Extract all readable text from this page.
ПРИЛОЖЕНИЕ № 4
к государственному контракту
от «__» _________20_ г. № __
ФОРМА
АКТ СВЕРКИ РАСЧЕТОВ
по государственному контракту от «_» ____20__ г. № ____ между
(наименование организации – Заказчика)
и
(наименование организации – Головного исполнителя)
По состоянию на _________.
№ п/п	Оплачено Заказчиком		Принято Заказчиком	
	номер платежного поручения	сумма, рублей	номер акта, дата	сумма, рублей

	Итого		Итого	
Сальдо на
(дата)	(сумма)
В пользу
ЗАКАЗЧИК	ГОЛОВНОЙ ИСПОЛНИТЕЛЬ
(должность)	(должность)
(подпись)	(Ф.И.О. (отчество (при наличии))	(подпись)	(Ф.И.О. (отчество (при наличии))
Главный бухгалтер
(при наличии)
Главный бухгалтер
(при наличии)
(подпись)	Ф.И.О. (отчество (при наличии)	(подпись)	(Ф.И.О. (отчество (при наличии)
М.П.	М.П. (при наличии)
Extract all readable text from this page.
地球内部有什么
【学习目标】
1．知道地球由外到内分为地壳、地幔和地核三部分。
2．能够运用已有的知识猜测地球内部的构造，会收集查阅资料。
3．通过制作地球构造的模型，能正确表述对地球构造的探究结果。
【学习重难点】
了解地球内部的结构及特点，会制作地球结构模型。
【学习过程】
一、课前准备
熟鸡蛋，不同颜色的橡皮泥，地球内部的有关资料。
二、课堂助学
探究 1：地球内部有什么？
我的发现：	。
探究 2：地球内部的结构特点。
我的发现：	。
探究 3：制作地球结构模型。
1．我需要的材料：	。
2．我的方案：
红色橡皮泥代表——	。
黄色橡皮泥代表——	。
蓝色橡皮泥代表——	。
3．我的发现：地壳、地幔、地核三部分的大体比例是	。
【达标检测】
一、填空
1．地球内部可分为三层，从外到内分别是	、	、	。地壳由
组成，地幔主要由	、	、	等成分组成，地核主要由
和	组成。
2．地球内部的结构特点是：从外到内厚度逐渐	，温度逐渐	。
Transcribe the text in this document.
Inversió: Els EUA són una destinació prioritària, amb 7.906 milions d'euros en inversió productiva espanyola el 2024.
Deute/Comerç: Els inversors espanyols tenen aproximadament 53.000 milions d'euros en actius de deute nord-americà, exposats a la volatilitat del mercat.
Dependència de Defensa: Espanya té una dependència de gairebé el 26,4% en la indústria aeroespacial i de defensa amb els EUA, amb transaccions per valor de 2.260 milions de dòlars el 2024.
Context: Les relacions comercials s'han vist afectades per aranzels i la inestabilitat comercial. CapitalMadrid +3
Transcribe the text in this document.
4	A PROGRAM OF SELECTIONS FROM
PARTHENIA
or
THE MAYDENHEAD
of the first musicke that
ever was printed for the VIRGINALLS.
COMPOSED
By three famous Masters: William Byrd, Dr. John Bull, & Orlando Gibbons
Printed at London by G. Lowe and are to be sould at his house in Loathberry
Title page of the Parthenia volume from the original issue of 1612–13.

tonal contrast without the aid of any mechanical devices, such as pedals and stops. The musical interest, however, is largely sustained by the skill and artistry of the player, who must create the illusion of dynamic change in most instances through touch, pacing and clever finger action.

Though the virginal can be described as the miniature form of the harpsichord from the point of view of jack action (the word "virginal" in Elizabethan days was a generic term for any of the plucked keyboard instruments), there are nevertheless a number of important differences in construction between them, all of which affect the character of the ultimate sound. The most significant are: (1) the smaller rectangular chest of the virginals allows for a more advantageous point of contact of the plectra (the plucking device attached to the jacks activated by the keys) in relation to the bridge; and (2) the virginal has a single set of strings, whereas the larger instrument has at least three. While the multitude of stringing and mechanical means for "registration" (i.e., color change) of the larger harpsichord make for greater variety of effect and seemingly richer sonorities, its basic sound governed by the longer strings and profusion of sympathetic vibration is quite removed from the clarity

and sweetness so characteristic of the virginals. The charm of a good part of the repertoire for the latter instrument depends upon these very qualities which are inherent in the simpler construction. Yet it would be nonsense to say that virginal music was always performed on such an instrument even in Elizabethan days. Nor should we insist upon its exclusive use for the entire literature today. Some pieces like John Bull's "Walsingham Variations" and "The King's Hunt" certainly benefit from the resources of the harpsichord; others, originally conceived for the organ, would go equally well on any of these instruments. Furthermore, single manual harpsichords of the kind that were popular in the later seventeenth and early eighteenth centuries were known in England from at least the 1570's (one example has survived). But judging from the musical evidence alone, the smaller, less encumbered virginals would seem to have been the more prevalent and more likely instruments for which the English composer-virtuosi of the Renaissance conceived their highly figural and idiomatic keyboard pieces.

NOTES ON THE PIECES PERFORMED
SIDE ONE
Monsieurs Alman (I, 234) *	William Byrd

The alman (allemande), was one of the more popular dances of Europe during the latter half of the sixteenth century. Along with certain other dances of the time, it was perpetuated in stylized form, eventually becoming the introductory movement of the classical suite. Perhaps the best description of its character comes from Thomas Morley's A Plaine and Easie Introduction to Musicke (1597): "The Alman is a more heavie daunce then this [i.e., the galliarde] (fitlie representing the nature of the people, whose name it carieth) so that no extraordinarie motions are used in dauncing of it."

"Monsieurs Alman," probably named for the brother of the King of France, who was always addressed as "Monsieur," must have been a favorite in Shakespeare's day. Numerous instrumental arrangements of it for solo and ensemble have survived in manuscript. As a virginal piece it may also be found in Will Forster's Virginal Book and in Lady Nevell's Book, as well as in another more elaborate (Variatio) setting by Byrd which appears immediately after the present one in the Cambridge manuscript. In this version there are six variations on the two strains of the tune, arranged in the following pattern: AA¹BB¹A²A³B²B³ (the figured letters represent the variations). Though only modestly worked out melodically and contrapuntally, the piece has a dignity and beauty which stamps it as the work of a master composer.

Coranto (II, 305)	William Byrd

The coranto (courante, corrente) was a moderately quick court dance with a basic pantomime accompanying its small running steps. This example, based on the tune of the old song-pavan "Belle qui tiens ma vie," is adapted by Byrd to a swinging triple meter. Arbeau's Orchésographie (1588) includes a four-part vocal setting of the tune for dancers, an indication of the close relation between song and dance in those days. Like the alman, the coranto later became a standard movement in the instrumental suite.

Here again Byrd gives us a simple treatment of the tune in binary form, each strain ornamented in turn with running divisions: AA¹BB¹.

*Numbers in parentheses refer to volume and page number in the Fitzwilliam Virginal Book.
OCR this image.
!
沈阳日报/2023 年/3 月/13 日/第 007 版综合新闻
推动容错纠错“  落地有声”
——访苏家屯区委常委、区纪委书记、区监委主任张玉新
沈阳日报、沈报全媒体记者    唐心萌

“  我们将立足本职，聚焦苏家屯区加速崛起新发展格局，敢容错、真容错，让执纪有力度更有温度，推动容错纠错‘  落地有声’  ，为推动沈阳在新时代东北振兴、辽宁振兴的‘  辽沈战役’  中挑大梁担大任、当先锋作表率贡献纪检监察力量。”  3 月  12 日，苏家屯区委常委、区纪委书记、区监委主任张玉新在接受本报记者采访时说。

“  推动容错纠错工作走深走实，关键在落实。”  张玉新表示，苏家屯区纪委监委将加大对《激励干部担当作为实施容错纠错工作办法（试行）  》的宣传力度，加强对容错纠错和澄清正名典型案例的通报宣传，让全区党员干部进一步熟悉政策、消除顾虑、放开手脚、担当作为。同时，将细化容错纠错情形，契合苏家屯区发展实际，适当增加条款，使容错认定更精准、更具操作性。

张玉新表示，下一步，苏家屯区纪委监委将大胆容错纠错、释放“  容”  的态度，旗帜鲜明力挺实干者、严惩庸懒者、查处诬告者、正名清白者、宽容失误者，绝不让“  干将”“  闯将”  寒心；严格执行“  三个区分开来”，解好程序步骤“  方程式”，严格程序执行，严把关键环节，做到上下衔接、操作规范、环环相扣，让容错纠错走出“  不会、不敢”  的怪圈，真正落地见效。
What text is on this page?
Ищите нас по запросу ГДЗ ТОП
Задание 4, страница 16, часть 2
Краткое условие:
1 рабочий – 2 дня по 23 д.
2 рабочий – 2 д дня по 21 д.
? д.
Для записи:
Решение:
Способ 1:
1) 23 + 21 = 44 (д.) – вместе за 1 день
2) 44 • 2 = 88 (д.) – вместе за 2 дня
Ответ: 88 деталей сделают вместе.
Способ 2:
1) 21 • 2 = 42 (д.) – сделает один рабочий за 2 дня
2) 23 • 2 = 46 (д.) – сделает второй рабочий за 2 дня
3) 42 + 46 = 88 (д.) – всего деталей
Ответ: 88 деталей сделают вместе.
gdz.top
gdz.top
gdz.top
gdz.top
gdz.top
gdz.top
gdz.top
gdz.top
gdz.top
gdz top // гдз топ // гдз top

· · ·

• Task directions:
Work out the count of lines containing the word "page", then write only that count.

• Solution to this exercise:
5